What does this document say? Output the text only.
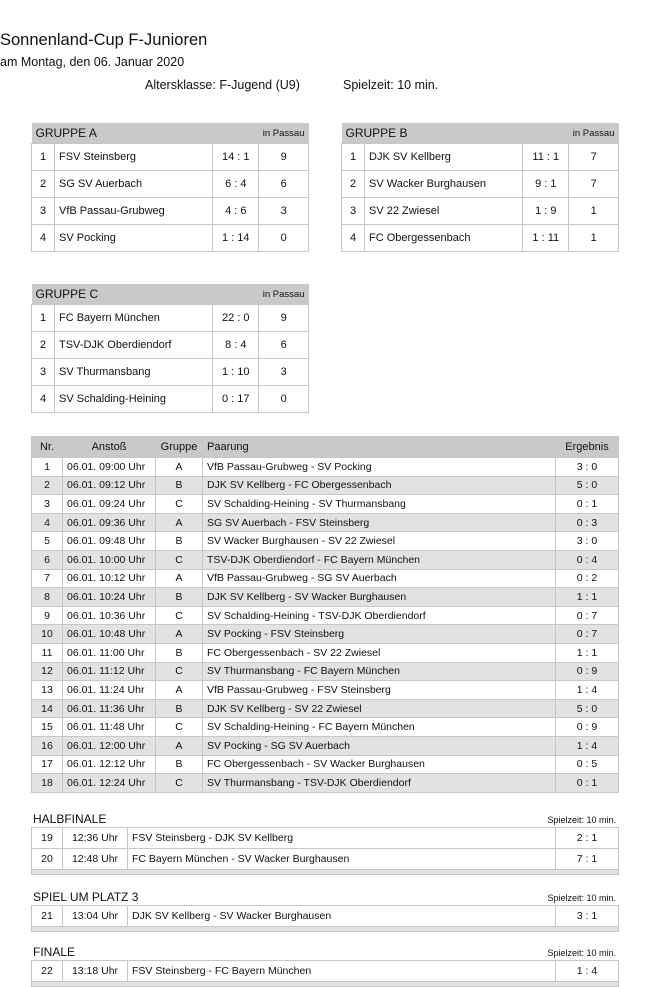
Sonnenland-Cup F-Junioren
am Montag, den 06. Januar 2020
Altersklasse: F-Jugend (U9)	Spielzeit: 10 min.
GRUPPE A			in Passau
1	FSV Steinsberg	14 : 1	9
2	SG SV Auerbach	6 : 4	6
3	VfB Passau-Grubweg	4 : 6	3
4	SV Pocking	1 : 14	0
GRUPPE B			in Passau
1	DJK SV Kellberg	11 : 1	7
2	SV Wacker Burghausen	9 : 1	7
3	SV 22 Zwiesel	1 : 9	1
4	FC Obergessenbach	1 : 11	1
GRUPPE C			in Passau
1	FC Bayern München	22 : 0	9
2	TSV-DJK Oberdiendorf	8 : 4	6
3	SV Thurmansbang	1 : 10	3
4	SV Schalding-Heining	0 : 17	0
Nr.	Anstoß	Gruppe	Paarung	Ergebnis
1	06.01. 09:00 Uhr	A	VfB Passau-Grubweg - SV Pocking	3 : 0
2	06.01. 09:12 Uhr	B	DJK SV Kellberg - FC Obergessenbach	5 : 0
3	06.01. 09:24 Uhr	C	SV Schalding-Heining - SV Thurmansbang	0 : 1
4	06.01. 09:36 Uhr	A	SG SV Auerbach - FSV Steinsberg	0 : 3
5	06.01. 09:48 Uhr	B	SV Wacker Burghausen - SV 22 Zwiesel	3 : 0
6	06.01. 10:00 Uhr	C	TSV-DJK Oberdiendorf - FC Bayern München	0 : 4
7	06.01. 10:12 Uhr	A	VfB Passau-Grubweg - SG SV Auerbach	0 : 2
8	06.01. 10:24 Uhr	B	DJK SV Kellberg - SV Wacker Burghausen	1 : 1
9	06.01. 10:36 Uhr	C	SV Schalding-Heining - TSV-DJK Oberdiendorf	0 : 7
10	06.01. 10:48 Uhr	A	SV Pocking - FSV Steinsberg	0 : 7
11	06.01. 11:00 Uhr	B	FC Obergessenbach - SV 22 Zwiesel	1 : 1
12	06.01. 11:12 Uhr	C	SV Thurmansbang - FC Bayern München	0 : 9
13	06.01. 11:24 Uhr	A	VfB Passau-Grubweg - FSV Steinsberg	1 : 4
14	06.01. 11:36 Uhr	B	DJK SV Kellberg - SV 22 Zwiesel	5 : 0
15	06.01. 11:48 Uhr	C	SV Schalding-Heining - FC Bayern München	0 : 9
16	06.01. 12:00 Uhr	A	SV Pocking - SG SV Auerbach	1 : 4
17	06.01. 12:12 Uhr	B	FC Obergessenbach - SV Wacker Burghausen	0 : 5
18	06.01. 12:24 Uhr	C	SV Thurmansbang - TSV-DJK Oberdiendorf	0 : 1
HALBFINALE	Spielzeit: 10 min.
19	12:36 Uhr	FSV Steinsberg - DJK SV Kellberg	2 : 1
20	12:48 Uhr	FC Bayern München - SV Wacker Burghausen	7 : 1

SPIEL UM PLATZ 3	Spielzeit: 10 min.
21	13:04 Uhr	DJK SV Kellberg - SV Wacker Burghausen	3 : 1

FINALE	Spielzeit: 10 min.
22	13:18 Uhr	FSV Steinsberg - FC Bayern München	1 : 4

§ **WHAT IS REQUIRED**
Gather all lines with the string "Burghausen" from the data.

§ **WRITTEN SOLUTION**
2	SV Wacker Burghausen	9 : 1	7
5	06.01. 09:48 Uhr	B	SV Wacker Burghausen - SV 22 Zwiesel	3 : 0
8	06.01. 10:24 Uhr	B	DJK SV Kellberg - SV Wacker Burghausen	1 : 1
17	06.01. 12:12 Uhr	B	FC Obergessenbach - SV Wacker Burghausen	0 : 5
20	12:48 Uhr	FC Bayern München - SV Wacker Burghausen	7 : 1
21	13:04 Uhr	DJK SV Kellberg - SV Wacker Burghausen	3 : 1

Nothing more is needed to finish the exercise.